-- BEGIN --
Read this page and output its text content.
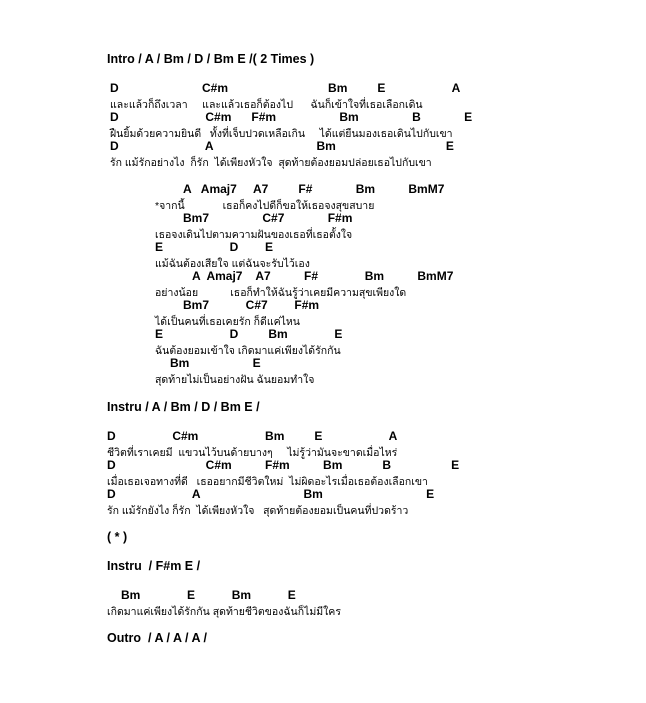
Intro / A / Bm / D / Bm E /( 2 Times )
D                         C#m                              Bm         E                    A
และแล้วก็ถึงเวลา     และแล้วเธอก็ต้องไป      ฉันก็เข้าใจที่เธอเลือกเดิน
D                          C#m      F#m                   Bm                B             E
ฝืนยิ้มด้วยความยินดี   ทั้งที่เจ็บปวดเหลือเกิน     ได้แต่ยืนมองเธอเดินไปกับเขา
D                          A                               Bm                                 E
รัก แม้รักอย่างไง  ก็รัก  ได้เพียงหัวใจ  สุดท้ายต้องยอมปล่อยเธอไปกับเขา
A   Amaj7     A7         F#             Bm          BmM7
*จากนี้             เธอก็คงไปดีก็ขอให้เธอจงสุขสบาย
Bm7                C#7             F#m
เธอจงเดินไปตามความฝันของเธอที่เธอตั้งใจ
E                    D        E
แม้ฉันต้องเสียใจ แต่ฉันจะรับไว้เอง
A  Amaj7    A7          F#              Bm          BmM7
อย่างน้อย           เธอก็ทำให้ฉันรู้ว่าเคยมีความสุขเพียงใด
Bm7           C#7        F#m
ได้เป็นคนที่เธอเคยรัก ก็ดีแค่ไหน
E                    D         Bm              E
ฉันต้องยอมเข้าใจ เกิดมาแค่เพียงได้รักกัน
Bm                   E
สุดท้ายไม่เป็นอย่างฝัน ฉันยอมทำใจ
Instru / A / Bm / D / Bm E /
D                 C#m                    Bm         E                    A
ชีวิตที่เราเคยมี  แขวนไว้บนด้ายบางๆ     ไม่รู้ว่ามันจะขาดเมื่อไหร่
D                           C#m          F#m          Bm            B                  E
เมื่อเธอเจอทางที่ดี   เธออยากมีชีวิตใหม่  ไม่ผิดอะไรเมื่อเธอต้องเลือกเขา
D                       A                               Bm                               E
รัก แม้รักยังไง ก็รัก  ได้เพียงหัวใจ   สุดท้ายต้องยอมเป็นคนที่ปวดร้าว
( * )
Instru  / F#m E /
Bm              E           Bm           E
เกิดมาแค่เพียงได้รักกัน สุดท้ายชีวิตของฉันก็ไม่มีใคร
Outro  / A / A / A /
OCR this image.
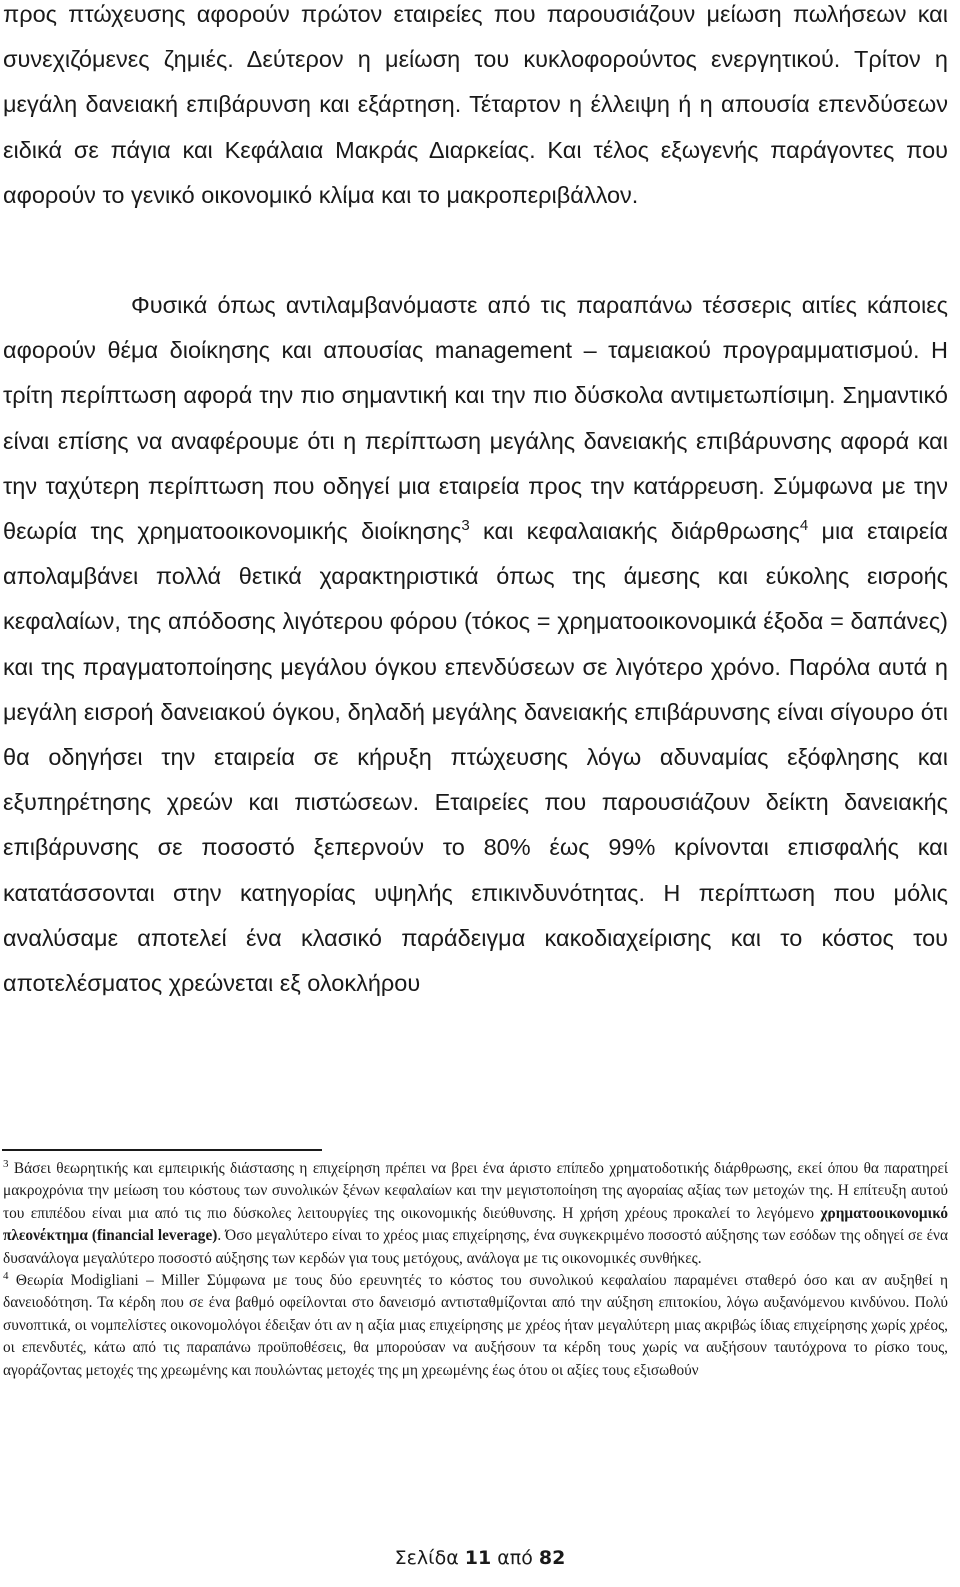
προς πτώχευσης αφορούν πρώτον εταιρείες που παρουσιάζουν μείωση πωλήσεων και συνεχιζόμενες ζημιές. Δεύτερον η μείωση του κυκλοφορούντος ενεργητικού. Τρίτον η μεγάλη δανειακή επιβάρυνση και εξάρτηση. Τέταρτον η έλλειψη ή η απουσία επενδύσεων ειδικά σε πάγια και Κεφάλαια Μακράς Διαρκείας. Και τέλος εξωγενής παράγοντες που αφορούν το γενικό οικονομικό κλίμα και το μακροπεριβάλλον.

Φυσικά όπως αντιλαμβανόμαστε από τις παραπάνω τέσσερις αιτίες κάποιες αφορούν θέμα διοίκησης και απουσίας management – ταμειακού προγραμματισμού. Η τρίτη περίπτωση αφορά την πιο σημαντική και την πιο δύσκολα αντιμετωπίσιμη. Σημαντικό είναι επίσης να αναφέρουμε ότι η περίπτωση μεγάλης δανειακής επιβάρυνσης αφορά και την ταχύτερη περίπτωση που οδηγεί μια εταιρεία προς την κατάρρευση. Σύμφωνα με την θεωρία της χρηματοοικονομικής διοίκησης$^3$ και κεφαλαιακής διάρθρωσης$^4$ μια εταιρεία απολαμβάνει πολλά θετικά χαρακτηριστικά όπως της άμεσης και εύκολης εισροής κεφαλαίων, της απόδοσης λιγότερου φόρου (τόκος = χρηματοοικονομικά έξοδα = δαπάνες) και της πραγματοποίησης μεγάλου όγκου επενδύσεων σε λιγότερο χρόνο. Παρόλα αυτά η μεγάλη εισροή δανειακού όγκου, δηλαδή μεγάλης δανειακής επιβάρυνσης είναι σίγουρο ότι θα οδηγήσει την εταιρεία σε κήρυξη πτώχευσης λόγω αδυναμίας εξόφλησης και εξυπηρέτησης χρεών και πιστώσεων. Εταιρείες που παρουσιάζουν δείκτη δανειακής επιβάρυνσης σε ποσοστό ξεπερνούν το 80% έως 99% κρίνονται επισφαλής και κατατάσσονται στην κατηγορίας υψηλής επικινδυνότητας. Η περίπτωση που μόλις αναλύσαμε αποτελεί ένα κλασικό παράδειγμα κακοδιαχείρισης και το κόστος του αποτελέσματος χρεώνεται εξ ολοκλήρου

$^3$ Βάσει θεωρητικής και εμπειρικής διάστασης η επιχείρηση πρέπει να βρει ένα άριστο επίπεδο χρηματοδοτικής διάρθρωσης, εκεί όπου θα παρατηρεί μακροχρόνια την μείωση του κόστους των συνολικών ξένων κεφαλαίων και την μεγιστοποίηση της αγοραίας αξίας των μετοχών της. Η επίτευξη αυτού του επιπέδου είναι μια από τις πιο δύσκολες λειτουργίες της οικονομικής διεύθυνσης. Η χρήση χρέους προκαλεί το λεγόμενο χρηματοοικονομικό πλεονέκτημα (financial leverage). Όσο μεγαλύτερο είναι το χρέος μιας επιχείρησης, ένα συγκεκριμένο ποσοστό αύξησης των εσόδων της οδηγεί σε ένα δυσανάλογα μεγαλύτερο ποσοστό αύξησης των κερδών για τους μετόχους, ανάλογα με τις οικονομικές συνθήκες.

$^4$ Θεωρία Modigliani – Miller Σύμφωνα με τους δύο ερευνητές το κόστος του συνολικού κεφαλαίου παραμένει σταθερό όσο και αν αυξηθεί η δανειοδότηση. Τα κέρδη που σε ένα βαθμό οφείλονται στο δανεισμό αντισταθμίζονται από την αύξηση επιτοκίου, λόγω αυξανόμενου κινδύνου. Πολύ συνοπτικά, οι νομπελίστες οικονομολόγοι έδειξαν ότι αν η αξία μιας επιχείρησης με χρέος ήταν μεγαλύτερη μιας ακριβώς ίδιας επιχείρησης χωρίς χρέος, οι επενδυτές, κάτω από τις παραπάνω προϋποθέσεις, θα μπορούσαν να αυξήσουν τα κέρδη τους χωρίς να αυξήσουν ταυτόχρονα το ρίσκο τους, αγοράζοντας μετοχές της χρεωμένης και πουλώντας μετοχές της μη χρεωμένης έως ότου οι αξίες τους εξισωθούν

Σελίδα 11 από 82
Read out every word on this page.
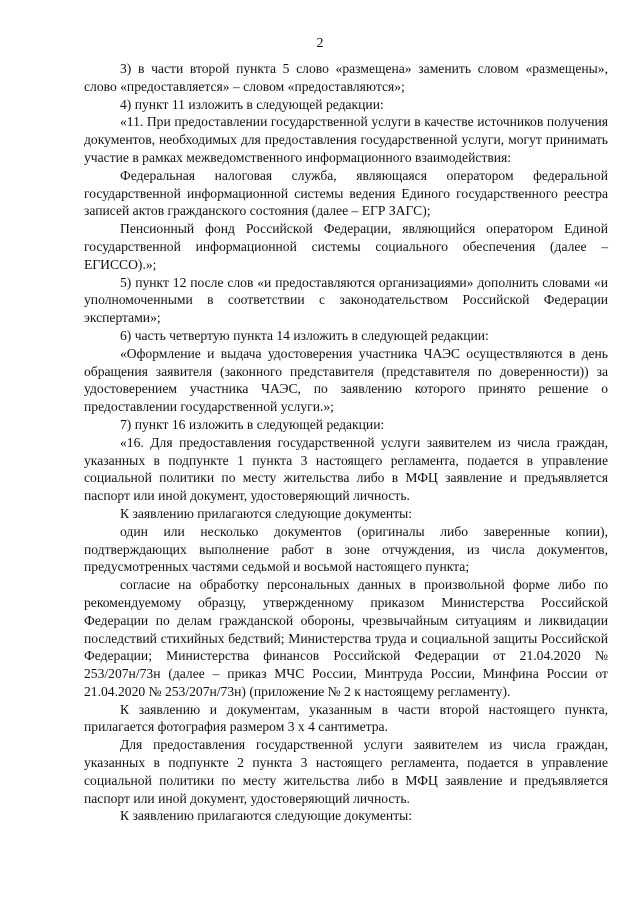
2

3) в части второй пункта 5 слово «размещена» заменить словом «размещены», слово «предоставляется» – словом «предоставляются»;

4) пункт 11 изложить в следующей редакции:

«11. При предоставлении государственной услуги в качестве источников получения документов, необходимых для предоставления государственной услуги, могут принимать участие в рамках межведомственного информационного взаимодействия:

Федеральная налоговая служба, являющаяся оператором федеральной государственной информационной системы ведения Единого государственного реестра записей актов гражданского состояния (далее – ЕГР ЗАГС);

Пенсионный фонд Российской Федерации, являющийся оператором Единой государственной информационной системы социального обеспечения (далее – ЕГИССО).»;

5) пункт 12 после слов «и предоставляются организациями» дополнить словами «и уполномоченными в соответствии с законодательством Российской Федерации экспертами»;

6) часть четвертую пункта 14 изложить в следующей редакции:

«Оформление и выдача удостоверения участника ЧАЭС осуществляются в день обращения заявителя (законного представителя (представителя по доверенности)) за удостоверением участника ЧАЭС, по заявлению которого принято решение о предоставлении государственной услуги.»;

7) пункт 16 изложить в следующей редакции:

«16. Для предоставления государственной услуги заявителем из числа граждан, указанных в подпункте 1 пункта 3 настоящего регламента, подается в управление социальной политики по месту жительства либо в МФЦ заявление и предъявляется паспорт или иной документ, удостоверяющий личность.

К заявлению прилагаются следующие документы:

один или несколько документов (оригиналы либо заверенные копии), подтверждающих выполнение работ в зоне отчуждения, из числа документов, предусмотренных частями седьмой и восьмой настоящего пункта;

согласие на обработку персональных данных в произвольной форме либо по рекомендуемому образцу, утвержденному приказом Министерства Российской Федерации по делам гражданской обороны, чрезвычайным ситуациям и ликвидации последствий стихийных бедствий; Министерства труда и социальной защиты Российской Федерации; Министерства финансов Российской Федерации от 21.04.2020 № 253/207н/73н (далее – приказ МЧС России, Минтруда России, Минфина России от 21.04.2020 № 253/207н/73н) (приложение № 2 к настоящему регламенту).

К заявлению и документам, указанным в части второй настоящего пункта, прилагается фотография размером 3 х 4 сантиметра.

Для предоставления государственной услуги заявителем из числа граждан, указанных в подпункте 2 пункта 3 настоящего регламента, подается в управление социальной политики по месту жительства либо в МФЦ заявление и предъявляется паспорт или иной документ, удостоверяющий личность.

К заявлению прилагаются следующие документы:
-- END --
▶ [What you should do]:
Select and copy each line from the data that includes the word "следующей".

▶ [Answer to the task]:
4) пункт 11 изложить в следующей редакции:
6) часть четвертую пункта 14 изложить в следующей редакции:
7) пункт 16 изложить в следующей редакции:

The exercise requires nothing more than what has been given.